*Text excerpt*:
###
Aspergers (High-Functioning Autism) is a neurological condition. The brain is wired differently, making this disorder a lifelong condition. It affects communication, social interaction and sensory issues. Aspergers is often referred to as the "invisible syndrome" because of the internal struggles these kids have without outwardly demonstrating any real noticeable symptoms. Thus, difficultly assessing someone with Aspergers is even more impacted.

Kids with this disorder struggle with a problem and internalize their feelings until their emotions boil over, leading to a complete meltdown. These outbursts are not a typical temper tantrum. For children with Aspergers (and for their parents), these episodes are much worse.

Many Aspergers kids may appear under-receptive or over-receptive to sensory stimulation and therefore may be suspected of having vision or hearing problems. Therefore, it's not unusual for parents or teachers to recommend hearing and vision tests. Some kids may avoid gentle physical contact such as hugs, yet they react positively to rough-and-tumble games. Some Aspergers kids have a high pain tolerance, yet they may not like to walk barefoot in grass.
###
*Data*:
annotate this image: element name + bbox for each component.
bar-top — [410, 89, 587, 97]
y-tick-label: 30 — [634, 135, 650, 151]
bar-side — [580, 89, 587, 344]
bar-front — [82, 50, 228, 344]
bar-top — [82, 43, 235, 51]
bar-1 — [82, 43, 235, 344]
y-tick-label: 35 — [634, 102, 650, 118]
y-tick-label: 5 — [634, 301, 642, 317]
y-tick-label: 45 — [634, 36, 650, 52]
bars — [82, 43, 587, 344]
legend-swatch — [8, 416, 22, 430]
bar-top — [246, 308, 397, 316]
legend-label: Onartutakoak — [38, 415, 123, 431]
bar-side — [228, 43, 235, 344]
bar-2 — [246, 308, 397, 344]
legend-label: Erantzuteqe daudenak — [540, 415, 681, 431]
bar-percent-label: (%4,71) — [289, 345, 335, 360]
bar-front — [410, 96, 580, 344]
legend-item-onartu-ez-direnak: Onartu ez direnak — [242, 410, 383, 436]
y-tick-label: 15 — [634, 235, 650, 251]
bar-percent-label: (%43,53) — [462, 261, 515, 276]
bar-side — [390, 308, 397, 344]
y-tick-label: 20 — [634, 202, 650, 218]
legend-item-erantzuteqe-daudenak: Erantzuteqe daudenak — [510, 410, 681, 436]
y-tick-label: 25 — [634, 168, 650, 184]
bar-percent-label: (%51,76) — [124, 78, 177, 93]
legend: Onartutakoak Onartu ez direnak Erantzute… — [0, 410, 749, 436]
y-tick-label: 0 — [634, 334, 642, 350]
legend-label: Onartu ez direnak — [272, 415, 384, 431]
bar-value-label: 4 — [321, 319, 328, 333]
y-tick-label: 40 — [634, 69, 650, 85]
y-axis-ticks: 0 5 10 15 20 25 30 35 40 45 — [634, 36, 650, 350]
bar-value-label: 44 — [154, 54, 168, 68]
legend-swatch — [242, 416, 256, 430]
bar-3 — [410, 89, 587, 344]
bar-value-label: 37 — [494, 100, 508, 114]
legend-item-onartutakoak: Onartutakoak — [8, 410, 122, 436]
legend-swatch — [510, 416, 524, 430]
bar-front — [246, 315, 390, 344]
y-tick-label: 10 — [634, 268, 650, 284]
###
*Instructions*:
a – In the text about Aspergers, what problems may children who seem under- or over-receptive to sensory stimulation be suspected of having?
b – Continue the text about Aspergers from where it stops.

*Task-by-task outputs*:
a – They may be suspected of having vision or hearing problems.

b –
There are nine different types of temperaments in Aspergers children:
  1. Distractible temperament predisposes the child to pay more attention to his or her surroundings than to the caregiver.
  2. High intensity level temperament moves the child to yell, scream, or hit hard when feeling threatened.
  3. Hyperactive temperament predisposes the child to respond with fine- or gross-motor activity.
  4. Initial withdrawal temperament is found when children get clingy, shy, and unresponsive in new situations and around unfamiliar people.
  5. Irregular temperament moves the child to escape the source of stress by needing to eat, drink, sleep, or use the bathroom at irregular times when he or she does not really have the need.
  6. Low sensory threshold temperament is evident when the child complains about tight clothes and people staring and refuses to be touched by others.
  7. Negative mood temperament is found when children appear lethargic, sad, and lack the energy to perform a task.
  8. Negative persistent temperament is seen when the child seems stuck in his or her whining and complaining.
  9. Poor adaptability temperament shows itself when children resist, shut down, and become passive-aggressive when asked to change activities.

Some meltdowns are worse than others, but all leave both parent and kid exhausted. Meltdowns are not a pretty sight. They are somewhat like overblown temper tantrums, but unlike tantrums, meltdowns can last anywhere from ten minutes to over an hour. When it ends, both you and the Aspergers kid are totally exhausted. But… don’t breathe a sigh of relief yet. At the least provocation, for the remainder of that day, and sometimes into the next, the meltdown can return full force.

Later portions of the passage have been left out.